■ **Exercise prompt**: Return a copy of each line that holds the string "Diyetetik".

■ **Entries**:
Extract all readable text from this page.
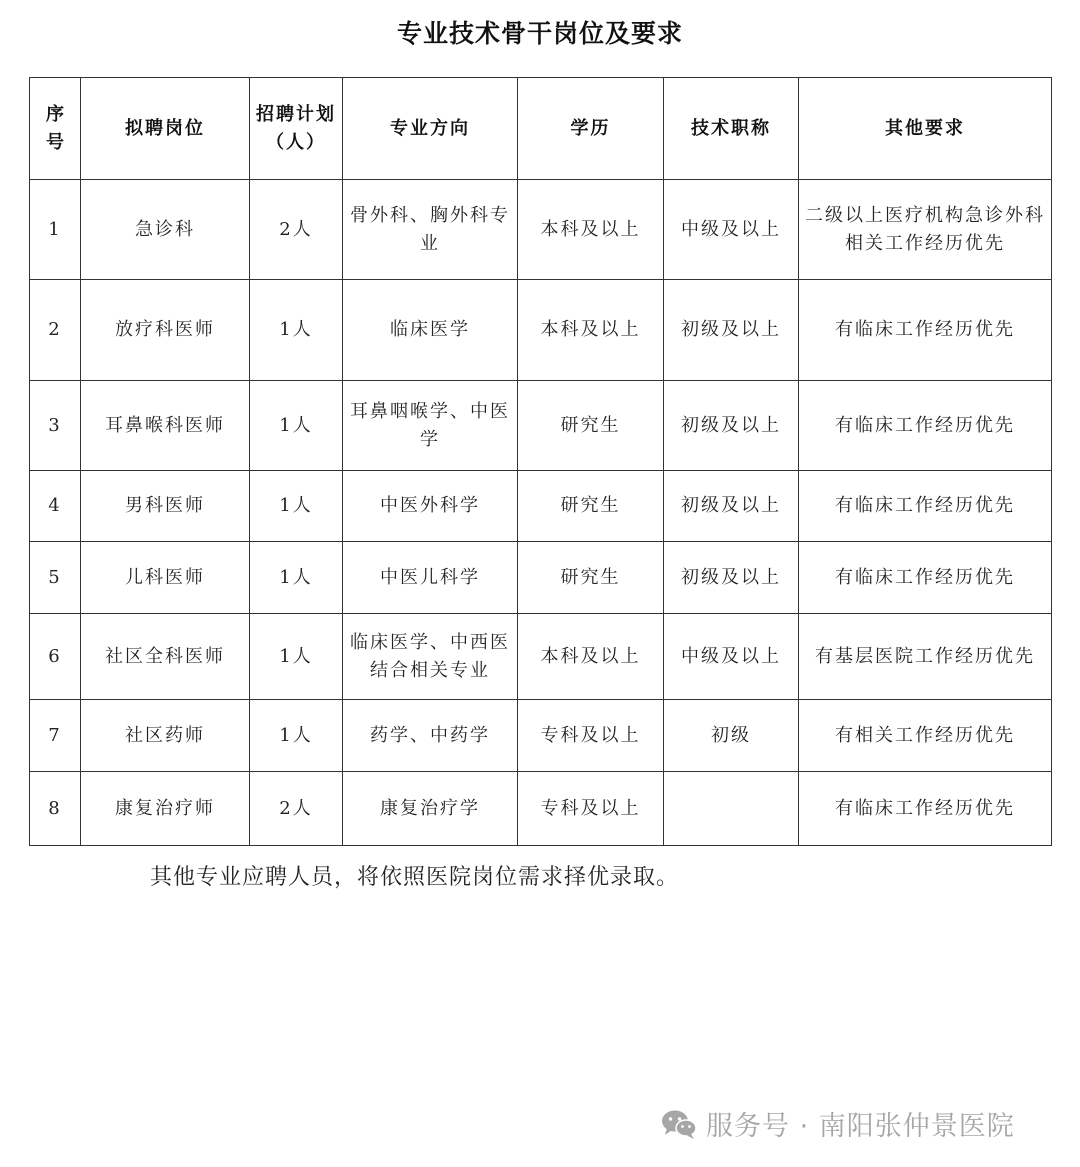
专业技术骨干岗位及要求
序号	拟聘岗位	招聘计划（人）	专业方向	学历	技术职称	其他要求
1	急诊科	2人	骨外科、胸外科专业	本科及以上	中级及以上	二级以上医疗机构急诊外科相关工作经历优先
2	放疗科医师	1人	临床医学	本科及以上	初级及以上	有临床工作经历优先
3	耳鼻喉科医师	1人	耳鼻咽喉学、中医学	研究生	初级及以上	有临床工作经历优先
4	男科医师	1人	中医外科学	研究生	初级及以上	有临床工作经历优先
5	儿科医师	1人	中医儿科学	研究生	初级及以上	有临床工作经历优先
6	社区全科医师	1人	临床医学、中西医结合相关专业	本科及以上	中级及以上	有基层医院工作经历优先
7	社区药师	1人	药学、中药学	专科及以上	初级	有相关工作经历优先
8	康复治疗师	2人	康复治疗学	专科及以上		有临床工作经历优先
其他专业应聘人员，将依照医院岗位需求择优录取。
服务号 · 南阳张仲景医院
---
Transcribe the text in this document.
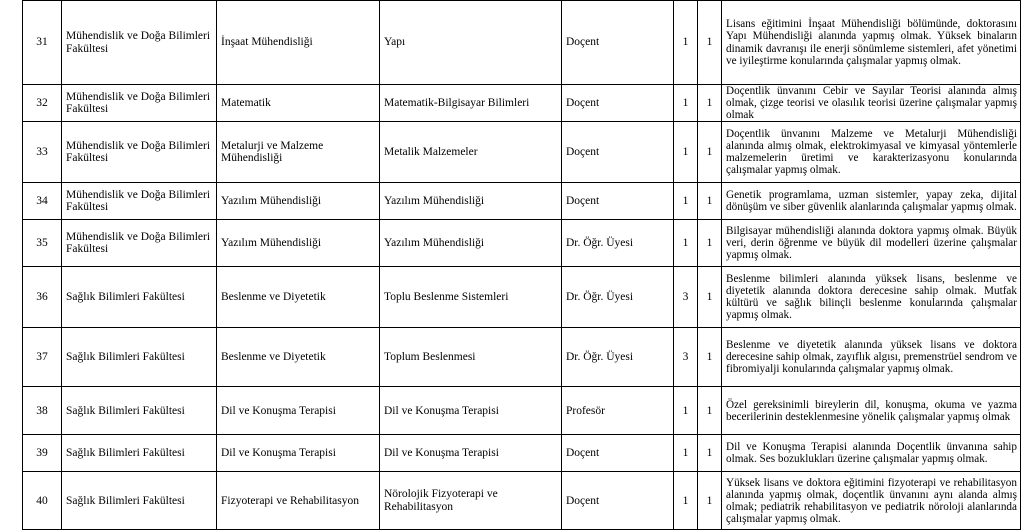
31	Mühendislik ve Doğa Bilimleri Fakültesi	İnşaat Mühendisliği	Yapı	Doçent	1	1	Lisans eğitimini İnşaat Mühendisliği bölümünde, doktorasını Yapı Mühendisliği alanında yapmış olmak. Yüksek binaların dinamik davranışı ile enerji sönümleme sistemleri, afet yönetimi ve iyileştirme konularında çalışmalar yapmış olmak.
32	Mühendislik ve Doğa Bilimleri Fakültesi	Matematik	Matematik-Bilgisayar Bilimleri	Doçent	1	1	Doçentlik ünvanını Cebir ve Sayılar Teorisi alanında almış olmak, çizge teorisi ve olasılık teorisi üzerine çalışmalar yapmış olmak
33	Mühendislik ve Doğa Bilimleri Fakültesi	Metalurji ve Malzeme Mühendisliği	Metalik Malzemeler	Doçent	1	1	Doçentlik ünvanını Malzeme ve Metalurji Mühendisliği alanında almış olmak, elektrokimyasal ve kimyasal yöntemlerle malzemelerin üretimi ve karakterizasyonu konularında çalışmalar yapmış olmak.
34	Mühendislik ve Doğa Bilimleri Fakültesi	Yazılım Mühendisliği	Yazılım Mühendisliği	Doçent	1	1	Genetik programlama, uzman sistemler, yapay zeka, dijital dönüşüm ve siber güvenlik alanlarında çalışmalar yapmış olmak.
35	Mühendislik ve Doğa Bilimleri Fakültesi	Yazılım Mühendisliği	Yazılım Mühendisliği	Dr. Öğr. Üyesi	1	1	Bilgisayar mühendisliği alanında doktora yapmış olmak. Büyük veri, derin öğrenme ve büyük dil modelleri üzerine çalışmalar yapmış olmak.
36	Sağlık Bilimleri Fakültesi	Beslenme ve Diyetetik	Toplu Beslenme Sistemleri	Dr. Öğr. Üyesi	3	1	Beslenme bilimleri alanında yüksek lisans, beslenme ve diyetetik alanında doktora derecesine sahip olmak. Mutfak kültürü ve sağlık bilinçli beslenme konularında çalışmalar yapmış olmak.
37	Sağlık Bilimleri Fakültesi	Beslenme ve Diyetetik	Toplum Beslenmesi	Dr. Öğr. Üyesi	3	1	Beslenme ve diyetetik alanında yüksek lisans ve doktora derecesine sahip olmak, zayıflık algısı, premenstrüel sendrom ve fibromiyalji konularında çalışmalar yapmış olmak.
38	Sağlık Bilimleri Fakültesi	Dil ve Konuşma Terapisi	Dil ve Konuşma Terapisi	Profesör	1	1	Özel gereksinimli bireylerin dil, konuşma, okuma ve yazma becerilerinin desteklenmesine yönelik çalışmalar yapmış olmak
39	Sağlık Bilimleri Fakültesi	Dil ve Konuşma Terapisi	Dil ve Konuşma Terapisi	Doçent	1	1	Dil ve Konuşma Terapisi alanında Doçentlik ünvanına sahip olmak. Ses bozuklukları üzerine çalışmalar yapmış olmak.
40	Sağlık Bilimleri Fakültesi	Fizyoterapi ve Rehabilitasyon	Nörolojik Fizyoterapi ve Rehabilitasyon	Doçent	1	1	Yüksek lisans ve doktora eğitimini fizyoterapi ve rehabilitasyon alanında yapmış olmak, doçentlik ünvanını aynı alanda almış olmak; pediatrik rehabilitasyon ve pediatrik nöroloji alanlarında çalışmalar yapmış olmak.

■ **Solution for this task**:
36	Sağlık Bilimleri Fakültesi	Beslenme ve Diyetetik	Toplu Beslenme Sistemleri	Dr. Öğr. Üyesi	3	1	Beslenme bilimleri alanında yüksek lisans, beslenme ve diyetetik alanında doktora derecesine sahip olmak. Mutfak kültürü ve sağlık bilinçli beslenme konularında çalışmalar yapmış olmak.
37	Sağlık Bilimleri Fakültesi	Beslenme ve Diyetetik	Toplum Beslenmesi	Dr. Öğr. Üyesi	3	1	Beslenme ve diyetetik alanında yüksek lisans ve doktora derecesine sahip olmak, zayıflık algısı, premenstrüel sendrom ve fibromiyalji konularında çalışmalar yapmış olmak.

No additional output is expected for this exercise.